* [Problem requirements]: Go through the listing beneath this task and return every line that carries the string "bore".

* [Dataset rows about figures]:
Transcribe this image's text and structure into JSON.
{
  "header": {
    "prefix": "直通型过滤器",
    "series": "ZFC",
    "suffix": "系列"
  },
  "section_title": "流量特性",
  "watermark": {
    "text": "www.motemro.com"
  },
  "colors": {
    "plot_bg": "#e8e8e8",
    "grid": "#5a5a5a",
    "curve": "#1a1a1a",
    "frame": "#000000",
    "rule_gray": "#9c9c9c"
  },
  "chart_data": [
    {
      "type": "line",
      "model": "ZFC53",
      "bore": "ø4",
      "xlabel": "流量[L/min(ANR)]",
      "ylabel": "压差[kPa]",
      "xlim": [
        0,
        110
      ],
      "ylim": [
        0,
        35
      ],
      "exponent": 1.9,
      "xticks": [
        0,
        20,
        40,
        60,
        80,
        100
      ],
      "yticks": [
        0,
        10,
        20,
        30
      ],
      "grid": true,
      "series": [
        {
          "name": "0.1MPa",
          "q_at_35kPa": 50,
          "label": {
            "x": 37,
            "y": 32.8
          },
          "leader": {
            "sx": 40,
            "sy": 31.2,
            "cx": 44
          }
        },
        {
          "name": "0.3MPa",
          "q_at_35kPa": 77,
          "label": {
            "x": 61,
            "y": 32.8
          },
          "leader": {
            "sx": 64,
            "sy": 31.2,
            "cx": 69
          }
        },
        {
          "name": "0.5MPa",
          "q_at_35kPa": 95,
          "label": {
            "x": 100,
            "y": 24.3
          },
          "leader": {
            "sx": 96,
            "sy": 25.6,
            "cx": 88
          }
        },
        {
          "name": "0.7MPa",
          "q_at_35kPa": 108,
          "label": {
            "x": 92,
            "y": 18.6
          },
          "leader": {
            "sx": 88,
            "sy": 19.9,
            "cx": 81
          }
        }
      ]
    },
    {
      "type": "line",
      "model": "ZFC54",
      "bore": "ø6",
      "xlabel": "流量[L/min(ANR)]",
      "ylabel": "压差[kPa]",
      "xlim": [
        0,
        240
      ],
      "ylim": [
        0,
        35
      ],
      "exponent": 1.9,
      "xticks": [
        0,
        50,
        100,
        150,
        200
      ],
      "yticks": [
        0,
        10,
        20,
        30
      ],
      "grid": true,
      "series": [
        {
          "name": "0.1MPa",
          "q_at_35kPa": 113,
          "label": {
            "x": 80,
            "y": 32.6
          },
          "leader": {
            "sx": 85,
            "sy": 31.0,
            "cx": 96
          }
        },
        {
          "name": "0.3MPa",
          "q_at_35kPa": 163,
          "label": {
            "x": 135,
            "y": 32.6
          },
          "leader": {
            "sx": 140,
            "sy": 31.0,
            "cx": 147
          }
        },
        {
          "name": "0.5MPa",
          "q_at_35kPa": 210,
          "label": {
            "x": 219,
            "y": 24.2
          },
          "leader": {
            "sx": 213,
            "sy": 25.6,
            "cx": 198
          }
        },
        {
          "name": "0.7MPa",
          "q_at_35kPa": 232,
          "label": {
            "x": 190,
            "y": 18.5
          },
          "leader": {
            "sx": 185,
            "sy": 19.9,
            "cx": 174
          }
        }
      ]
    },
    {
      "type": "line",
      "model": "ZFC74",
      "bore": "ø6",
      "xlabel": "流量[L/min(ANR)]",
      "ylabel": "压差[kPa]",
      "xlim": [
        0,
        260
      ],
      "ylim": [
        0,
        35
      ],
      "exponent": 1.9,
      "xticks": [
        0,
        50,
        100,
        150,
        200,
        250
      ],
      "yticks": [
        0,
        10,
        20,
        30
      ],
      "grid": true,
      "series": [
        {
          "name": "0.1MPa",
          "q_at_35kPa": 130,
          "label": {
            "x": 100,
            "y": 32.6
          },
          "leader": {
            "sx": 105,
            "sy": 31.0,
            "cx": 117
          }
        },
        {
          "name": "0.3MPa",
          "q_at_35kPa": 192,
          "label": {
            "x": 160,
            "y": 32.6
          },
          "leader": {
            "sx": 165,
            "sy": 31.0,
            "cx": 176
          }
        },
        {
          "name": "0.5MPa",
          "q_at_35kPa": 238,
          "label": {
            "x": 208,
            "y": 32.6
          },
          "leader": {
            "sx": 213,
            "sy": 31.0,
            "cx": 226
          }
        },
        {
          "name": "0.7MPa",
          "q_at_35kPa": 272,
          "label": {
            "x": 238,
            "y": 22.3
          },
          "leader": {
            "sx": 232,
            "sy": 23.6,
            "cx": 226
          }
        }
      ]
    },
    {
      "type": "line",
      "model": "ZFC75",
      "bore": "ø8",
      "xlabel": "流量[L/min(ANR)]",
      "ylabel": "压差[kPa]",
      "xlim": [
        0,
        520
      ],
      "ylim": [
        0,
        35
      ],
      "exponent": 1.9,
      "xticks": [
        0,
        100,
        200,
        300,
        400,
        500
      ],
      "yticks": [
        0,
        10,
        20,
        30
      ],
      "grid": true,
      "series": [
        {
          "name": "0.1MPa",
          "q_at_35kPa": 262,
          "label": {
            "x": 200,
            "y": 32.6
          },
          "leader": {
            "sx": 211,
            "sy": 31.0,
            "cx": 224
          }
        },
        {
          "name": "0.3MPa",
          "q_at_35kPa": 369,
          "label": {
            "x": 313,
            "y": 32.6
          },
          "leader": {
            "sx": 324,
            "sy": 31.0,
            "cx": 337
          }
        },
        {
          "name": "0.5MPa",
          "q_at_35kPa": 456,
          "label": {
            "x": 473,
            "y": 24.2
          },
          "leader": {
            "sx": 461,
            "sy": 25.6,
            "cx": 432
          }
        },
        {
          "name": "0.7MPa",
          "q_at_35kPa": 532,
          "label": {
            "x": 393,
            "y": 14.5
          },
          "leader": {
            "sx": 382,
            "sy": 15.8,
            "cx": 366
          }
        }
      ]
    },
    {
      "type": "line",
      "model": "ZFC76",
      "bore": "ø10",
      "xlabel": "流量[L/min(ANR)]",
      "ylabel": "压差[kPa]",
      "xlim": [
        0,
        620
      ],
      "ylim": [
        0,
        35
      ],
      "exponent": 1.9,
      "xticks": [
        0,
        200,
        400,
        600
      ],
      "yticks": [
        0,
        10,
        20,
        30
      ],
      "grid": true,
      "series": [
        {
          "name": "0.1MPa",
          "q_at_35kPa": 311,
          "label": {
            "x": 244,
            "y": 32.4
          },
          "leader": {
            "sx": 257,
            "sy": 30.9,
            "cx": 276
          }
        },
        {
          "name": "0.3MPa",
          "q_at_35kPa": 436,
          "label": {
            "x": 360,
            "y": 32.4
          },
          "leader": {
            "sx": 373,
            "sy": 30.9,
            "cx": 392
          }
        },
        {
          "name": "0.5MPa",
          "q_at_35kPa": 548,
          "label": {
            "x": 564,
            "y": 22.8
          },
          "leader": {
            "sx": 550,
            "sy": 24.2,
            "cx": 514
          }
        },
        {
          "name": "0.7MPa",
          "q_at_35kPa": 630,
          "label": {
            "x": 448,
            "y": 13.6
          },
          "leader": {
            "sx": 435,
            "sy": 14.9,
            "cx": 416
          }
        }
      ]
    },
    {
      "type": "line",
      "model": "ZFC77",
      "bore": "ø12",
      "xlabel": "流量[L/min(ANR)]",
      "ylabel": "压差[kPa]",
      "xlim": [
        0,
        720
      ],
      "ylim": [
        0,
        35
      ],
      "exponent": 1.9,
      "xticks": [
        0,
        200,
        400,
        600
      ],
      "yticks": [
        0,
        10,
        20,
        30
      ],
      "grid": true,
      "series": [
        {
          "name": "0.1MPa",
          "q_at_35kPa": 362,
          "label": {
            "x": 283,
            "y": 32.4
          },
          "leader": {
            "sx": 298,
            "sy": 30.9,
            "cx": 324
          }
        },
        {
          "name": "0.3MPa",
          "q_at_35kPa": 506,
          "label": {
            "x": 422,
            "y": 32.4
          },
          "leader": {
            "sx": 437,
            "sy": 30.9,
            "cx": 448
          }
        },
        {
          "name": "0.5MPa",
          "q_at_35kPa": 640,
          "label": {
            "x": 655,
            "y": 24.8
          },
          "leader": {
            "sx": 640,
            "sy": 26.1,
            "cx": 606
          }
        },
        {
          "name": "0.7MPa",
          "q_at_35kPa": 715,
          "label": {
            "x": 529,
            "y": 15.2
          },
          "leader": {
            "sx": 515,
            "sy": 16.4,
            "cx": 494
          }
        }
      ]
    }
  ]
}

* [Task response]:
      "bore": "ø4",
      "bore": "ø6",
      "bore": "ø6",
      "bore": "ø8",
      "bore": "ø10",
      "bore": "ø12",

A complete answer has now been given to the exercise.